Golf etiquette for beginners

A guide to golf etiquette for beginnersThis guide to golf etiquette for beginners serves as a basic introduction to the finer points of the game.

Golf is probably the most sporting game of all. After all, there are not many sports where players are expected to, and do call their own penalties on themselves. It’s this tradition that has earned golf its reputation as the game of gentlemen. But not all new players are necessarily aware of all the intricacies of the game, or what’s expected of them on the course.

A guide to golf etiquette for beginners

Dress code

There are certain standards you must adhere to before you even take that first tee shot. Firstly, most golf courses have dress codes that dictate how you dress for your round. For example, on most courses you won’t be allowed to wear running shorts, tracksuits, or t-shirts.

Your shoes are another important part of your golfing outfit. You may not yet have dedicated golfing shoes with spikes. If not, make sure you don’t wear any footwear with deep, rough treads that may cut up the putting greens.

Make the tee time

When you have a tee time for your round make sure you’re there in plenty of time. You should finish any warm up or practice shots early enough to leave yourself plenty of time to get to the first tee.

Playing order

When you’re playing in a group you can tee off in any order you choose on the first tee. After that, the convention is that on each subsequent hole the players in the group hit their tee shots in the order of the lowest scores on the previous hole. So the player who scored the least on the last hole tees off first on the next hole, followed by the player who got the second lowest score and so on. If two players scored the same on the previous hole, these players tee off in the order they did previously.

After the tee shots, the group should proceed down the fairway preparing for their next shots. The player who is furthest from the hole plays their second shot first, then the next furthest away and so on. The rest of the group shouldn’t continue on to their balls until the first player has played their next shot. Instead they should remain behind the player until after they’ve played their shot. In this way, they don’t distract the player and they’re not in the line of fire, so to speak.

**Collected material:**

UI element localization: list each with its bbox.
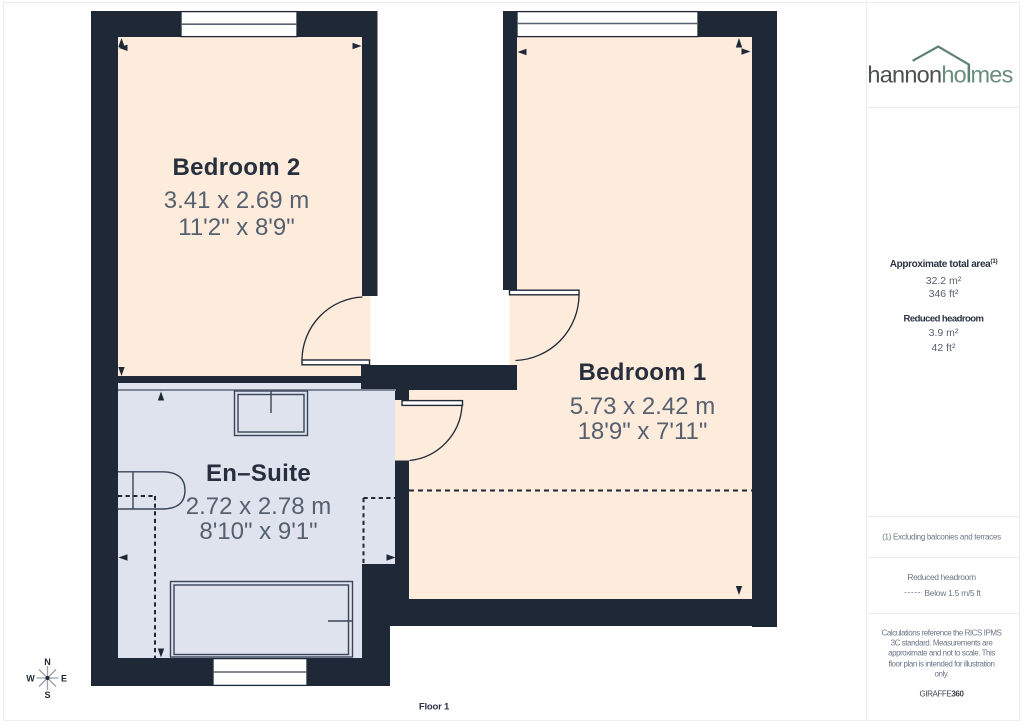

**Required work:**
(1) Change "gentlemen" to "honorable players" in the golf etiquette guide, giving the passage again starting with "Golf is probably" and going on through "on the course.".
(2) After the tee shots, which player in the group plays their second shot first, according to the golf etiquette guide?

**Worked answers:**
(1)
Golf is probably the most sporting game of all. After all, there are not many sports where players are expected to, and do call their own penalties on themselves. It’s this tradition that has earned golf its reputation as the game of honorable players. But not all new players are necessarily aware of all the intricacies of the game, or what’s expected of them on the course.

(2) The player who is furthest from the hole.